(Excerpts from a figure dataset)
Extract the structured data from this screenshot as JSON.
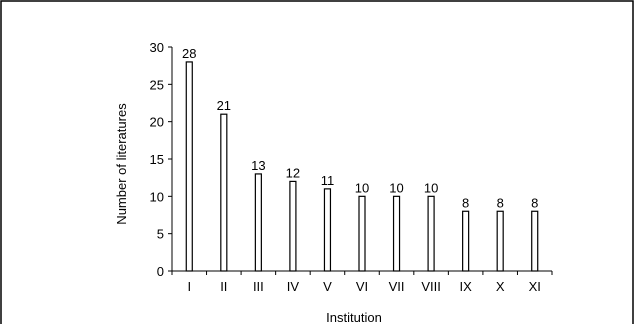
{
  "chart_data": {
    "type": "bar",
    "title": "",
    "xlabel": "Institution",
    "ylabel": "Number of literatures",
    "categories": [
      "I",
      "II",
      "III",
      "IV",
      "V",
      "VI",
      "VII",
      "VIII",
      "IX",
      "X",
      "XI"
    ],
    "values": [
      28,
      21,
      13,
      12,
      11,
      10,
      10,
      10,
      8,
      8,
      8
    ],
    "data_labels": [
      "28",
      "21",
      "13",
      "12",
      "11",
      "10",
      "10",
      "10",
      "8",
      "8",
      "8"
    ],
    "ylim": [
      0,
      30
    ],
    "yticks": [
      0,
      5,
      10,
      15,
      20,
      25,
      30
    ],
    "ytick_labels": [
      "0",
      "5",
      "10",
      "15",
      "20",
      "25",
      "30"
    ],
    "grid": false,
    "legend": "none",
    "bar_fill": "#ffffff",
    "bar_stroke": "#000000"
  }
}
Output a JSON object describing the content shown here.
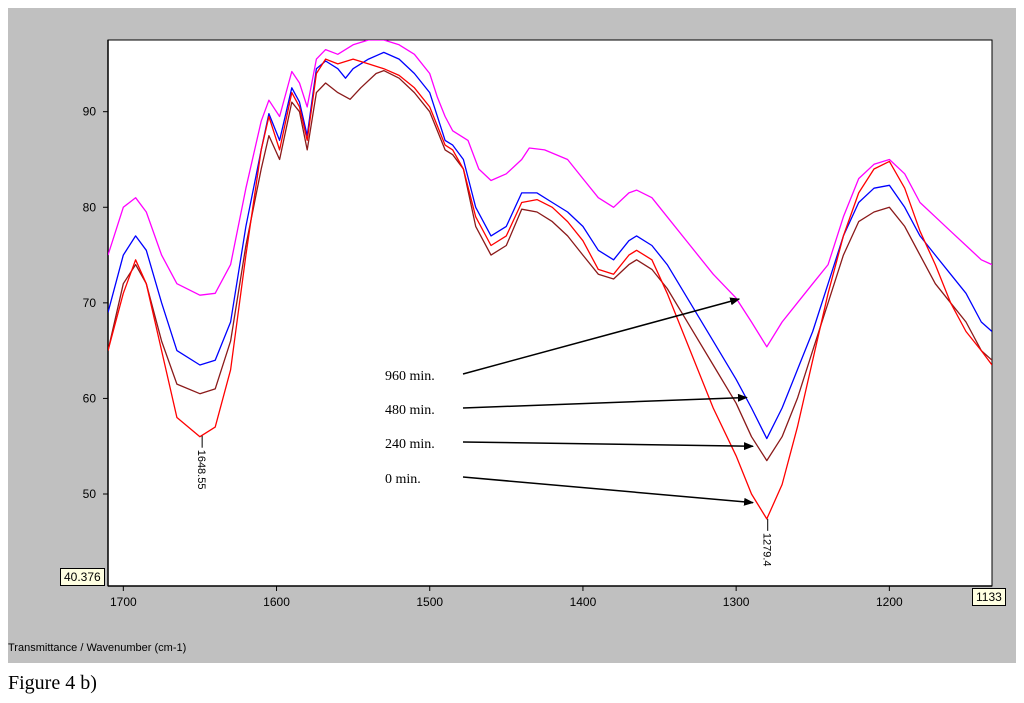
{
  "chart_data": {
    "type": "line",
    "xlabel": "Transmittance / Wavenumber (cm-1)",
    "ylabel": "",
    "xlim": [
      1710,
      1133
    ],
    "ylim": [
      40.376,
      97.5
    ],
    "x_reversed": true,
    "grid": false,
    "x_ticks": [
      1700,
      1600,
      1500,
      1400,
      1300,
      1200
    ],
    "y_ticks": [
      50,
      60,
      70,
      80,
      90
    ],
    "readouts": {
      "y_min": "40.376",
      "x_max": "1133"
    },
    "peak_labels": [
      {
        "text": "1648.55",
        "x": 1648.55,
        "y": 56.1
      },
      {
        "text": "1279.4",
        "x": 1279.4,
        "y": 47.4
      }
    ],
    "annotations": [
      {
        "text": "960 min.",
        "series": "magenta",
        "arrow_to": [
          1298,
          70.4
        ]
      },
      {
        "text": "480 min.",
        "series": "darkred",
        "arrow_to": [
          1293,
          60.1
        ]
      },
      {
        "text": "240 min.",
        "series": "blue",
        "arrow_to": [
          1289,
          55.0
        ]
      },
      {
        "text": "0 min.",
        "series": "red",
        "arrow_to": [
          1289,
          49.1
        ]
      }
    ],
    "series": [
      {
        "color": "#ff00ff",
        "points": [
          [
            1710,
            75.0
          ],
          [
            1700,
            80.0
          ],
          [
            1692,
            81.0
          ],
          [
            1685,
            79.5
          ],
          [
            1675,
            75.0
          ],
          [
            1665,
            72.0
          ],
          [
            1650,
            70.8
          ],
          [
            1640,
            71.0
          ],
          [
            1630,
            74.0
          ],
          [
            1620,
            82.0
          ],
          [
            1610,
            89.0
          ],
          [
            1605,
            91.2
          ],
          [
            1598,
            89.5
          ],
          [
            1590,
            94.2
          ],
          [
            1585,
            93.0
          ],
          [
            1580,
            90.5
          ],
          [
            1574,
            95.5
          ],
          [
            1568,
            96.5
          ],
          [
            1560,
            96.0
          ],
          [
            1550,
            97.0
          ],
          [
            1540,
            97.5
          ],
          [
            1530,
            97.5
          ],
          [
            1520,
            97.0
          ],
          [
            1510,
            96.0
          ],
          [
            1500,
            94.0
          ],
          [
            1495,
            91.5
          ],
          [
            1490,
            89.5
          ],
          [
            1485,
            88.0
          ],
          [
            1475,
            87.0
          ],
          [
            1468,
            84.0
          ],
          [
            1460,
            82.8
          ],
          [
            1450,
            83.5
          ],
          [
            1440,
            85.0
          ],
          [
            1435,
            86.2
          ],
          [
            1425,
            86.0
          ],
          [
            1410,
            85.0
          ],
          [
            1400,
            83.0
          ],
          [
            1390,
            81.0
          ],
          [
            1380,
            80.0
          ],
          [
            1370,
            81.5
          ],
          [
            1365,
            81.8
          ],
          [
            1355,
            81.0
          ],
          [
            1345,
            79.0
          ],
          [
            1330,
            76.0
          ],
          [
            1315,
            73.0
          ],
          [
            1300,
            70.5
          ],
          [
            1290,
            68.0
          ],
          [
            1280,
            65.4
          ],
          [
            1270,
            68.0
          ],
          [
            1260,
            70.0
          ],
          [
            1250,
            72.0
          ],
          [
            1240,
            74.0
          ],
          [
            1230,
            79.0
          ],
          [
            1220,
            83.0
          ],
          [
            1210,
            84.5
          ],
          [
            1200,
            85.0
          ],
          [
            1190,
            83.5
          ],
          [
            1180,
            80.5
          ],
          [
            1170,
            79.0
          ],
          [
            1160,
            77.5
          ],
          [
            1150,
            76.0
          ],
          [
            1140,
            74.5
          ],
          [
            1133,
            74.0
          ]
        ]
      },
      {
        "color": "#0000ff",
        "points": [
          [
            1710,
            69.0
          ],
          [
            1700,
            75.0
          ],
          [
            1692,
            77.0
          ],
          [
            1685,
            75.5
          ],
          [
            1675,
            70.0
          ],
          [
            1665,
            65.0
          ],
          [
            1650,
            63.5
          ],
          [
            1640,
            64.0
          ],
          [
            1630,
            68.0
          ],
          [
            1620,
            78.0
          ],
          [
            1610,
            86.0
          ],
          [
            1605,
            89.8
          ],
          [
            1598,
            87.0
          ],
          [
            1590,
            92.5
          ],
          [
            1585,
            91.0
          ],
          [
            1580,
            87.5
          ],
          [
            1574,
            94.5
          ],
          [
            1568,
            95.3
          ],
          [
            1560,
            94.5
          ],
          [
            1555,
            93.5
          ],
          [
            1550,
            94.5
          ],
          [
            1540,
            95.5
          ],
          [
            1530,
            96.2
          ],
          [
            1520,
            95.5
          ],
          [
            1510,
            94.0
          ],
          [
            1500,
            92.0
          ],
          [
            1490,
            87.0
          ],
          [
            1485,
            86.5
          ],
          [
            1478,
            85.0
          ],
          [
            1470,
            80.0
          ],
          [
            1460,
            77.0
          ],
          [
            1450,
            78.0
          ],
          [
            1440,
            81.5
          ],
          [
            1430,
            81.5
          ],
          [
            1420,
            80.5
          ],
          [
            1410,
            79.5
          ],
          [
            1400,
            78.0
          ],
          [
            1390,
            75.5
          ],
          [
            1380,
            74.5
          ],
          [
            1370,
            76.5
          ],
          [
            1365,
            77.0
          ],
          [
            1355,
            76.0
          ],
          [
            1345,
            74.0
          ],
          [
            1330,
            70.0
          ],
          [
            1315,
            66.0
          ],
          [
            1300,
            62.0
          ],
          [
            1290,
            59.0
          ],
          [
            1280,
            55.8
          ],
          [
            1270,
            59.0
          ],
          [
            1260,
            63.0
          ],
          [
            1250,
            67.0
          ],
          [
            1240,
            72.0
          ],
          [
            1230,
            77.0
          ],
          [
            1220,
            80.5
          ],
          [
            1210,
            82.0
          ],
          [
            1200,
            82.3
          ],
          [
            1190,
            80.0
          ],
          [
            1180,
            77.0
          ],
          [
            1170,
            75.0
          ],
          [
            1160,
            73.0
          ],
          [
            1150,
            71.0
          ],
          [
            1140,
            68.0
          ],
          [
            1133,
            67.0
          ]
        ]
      },
      {
        "color": "#8b1a1a",
        "points": [
          [
            1710,
            65.0
          ],
          [
            1700,
            72.0
          ],
          [
            1692,
            74.0
          ],
          [
            1685,
            72.0
          ],
          [
            1675,
            66.0
          ],
          [
            1665,
            61.5
          ],
          [
            1650,
            60.5
          ],
          [
            1640,
            61.0
          ],
          [
            1630,
            66.0
          ],
          [
            1620,
            76.0
          ],
          [
            1610,
            84.0
          ],
          [
            1605,
            87.5
          ],
          [
            1598,
            85.0
          ],
          [
            1590,
            91.0
          ],
          [
            1585,
            90.0
          ],
          [
            1580,
            86.0
          ],
          [
            1574,
            92.0
          ],
          [
            1568,
            93.0
          ],
          [
            1560,
            92.0
          ],
          [
            1552,
            91.3
          ],
          [
            1545,
            92.5
          ],
          [
            1535,
            94.0
          ],
          [
            1530,
            94.3
          ],
          [
            1520,
            93.5
          ],
          [
            1510,
            92.0
          ],
          [
            1500,
            90.0
          ],
          [
            1490,
            86.0
          ],
          [
            1485,
            85.5
          ],
          [
            1478,
            84.0
          ],
          [
            1470,
            78.0
          ],
          [
            1460,
            75.0
          ],
          [
            1450,
            76.0
          ],
          [
            1440,
            79.8
          ],
          [
            1430,
            79.5
          ],
          [
            1420,
            78.5
          ],
          [
            1410,
            77.0
          ],
          [
            1400,
            75.0
          ],
          [
            1390,
            73.0
          ],
          [
            1380,
            72.5
          ],
          [
            1370,
            74.0
          ],
          [
            1365,
            74.5
          ],
          [
            1355,
            73.5
          ],
          [
            1345,
            71.5
          ],
          [
            1330,
            67.5
          ],
          [
            1315,
            63.5
          ],
          [
            1300,
            59.5
          ],
          [
            1290,
            56.0
          ],
          [
            1280,
            53.5
          ],
          [
            1270,
            56.0
          ],
          [
            1260,
            60.0
          ],
          [
            1250,
            65.0
          ],
          [
            1240,
            70.0
          ],
          [
            1230,
            75.0
          ],
          [
            1220,
            78.5
          ],
          [
            1210,
            79.5
          ],
          [
            1200,
            80.0
          ],
          [
            1190,
            78.0
          ],
          [
            1180,
            75.0
          ],
          [
            1170,
            72.0
          ],
          [
            1160,
            70.0
          ],
          [
            1150,
            68.0
          ],
          [
            1140,
            65.0
          ],
          [
            1133,
            64.0
          ]
        ]
      },
      {
        "color": "#ff0000",
        "points": [
          [
            1710,
            65.0
          ],
          [
            1700,
            71.0
          ],
          [
            1692,
            74.5
          ],
          [
            1685,
            72.0
          ],
          [
            1675,
            65.0
          ],
          [
            1665,
            58.0
          ],
          [
            1650,
            56.0
          ],
          [
            1640,
            57.0
          ],
          [
            1630,
            63.0
          ],
          [
            1620,
            75.0
          ],
          [
            1610,
            86.0
          ],
          [
            1605,
            89.5
          ],
          [
            1598,
            86.0
          ],
          [
            1590,
            92.0
          ],
          [
            1585,
            90.5
          ],
          [
            1580,
            87.0
          ],
          [
            1574,
            94.0
          ],
          [
            1568,
            95.5
          ],
          [
            1560,
            95.0
          ],
          [
            1550,
            95.5
          ],
          [
            1540,
            95.0
          ],
          [
            1530,
            94.5
          ],
          [
            1520,
            93.8
          ],
          [
            1510,
            92.5
          ],
          [
            1500,
            90.5
          ],
          [
            1490,
            86.5
          ],
          [
            1485,
            86.0
          ],
          [
            1478,
            84.0
          ],
          [
            1470,
            79.0
          ],
          [
            1460,
            76.0
          ],
          [
            1450,
            77.0
          ],
          [
            1440,
            80.5
          ],
          [
            1430,
            80.8
          ],
          [
            1420,
            80.0
          ],
          [
            1410,
            78.5
          ],
          [
            1400,
            76.5
          ],
          [
            1390,
            73.5
          ],
          [
            1380,
            73.0
          ],
          [
            1370,
            75.0
          ],
          [
            1365,
            75.5
          ],
          [
            1355,
            74.5
          ],
          [
            1345,
            71.0
          ],
          [
            1330,
            65.0
          ],
          [
            1315,
            59.0
          ],
          [
            1300,
            54.0
          ],
          [
            1290,
            50.0
          ],
          [
            1280,
            47.4
          ],
          [
            1270,
            51.0
          ],
          [
            1260,
            57.0
          ],
          [
            1250,
            64.0
          ],
          [
            1240,
            71.0
          ],
          [
            1230,
            77.0
          ],
          [
            1220,
            81.5
          ],
          [
            1210,
            84.0
          ],
          [
            1200,
            84.8
          ],
          [
            1190,
            82.0
          ],
          [
            1180,
            77.5
          ],
          [
            1170,
            74.0
          ],
          [
            1160,
            70.0
          ],
          [
            1150,
            67.0
          ],
          [
            1140,
            65.0
          ],
          [
            1133,
            63.5
          ]
        ]
      }
    ]
  },
  "caption": "Figure 4 b)"
}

> Do this
Look through the entries above; copy each line where the string "JSON" appears.

> Solution to this task
Extract the structured data from this screenshot as JSON.
Output a JSON object describing the content shown here.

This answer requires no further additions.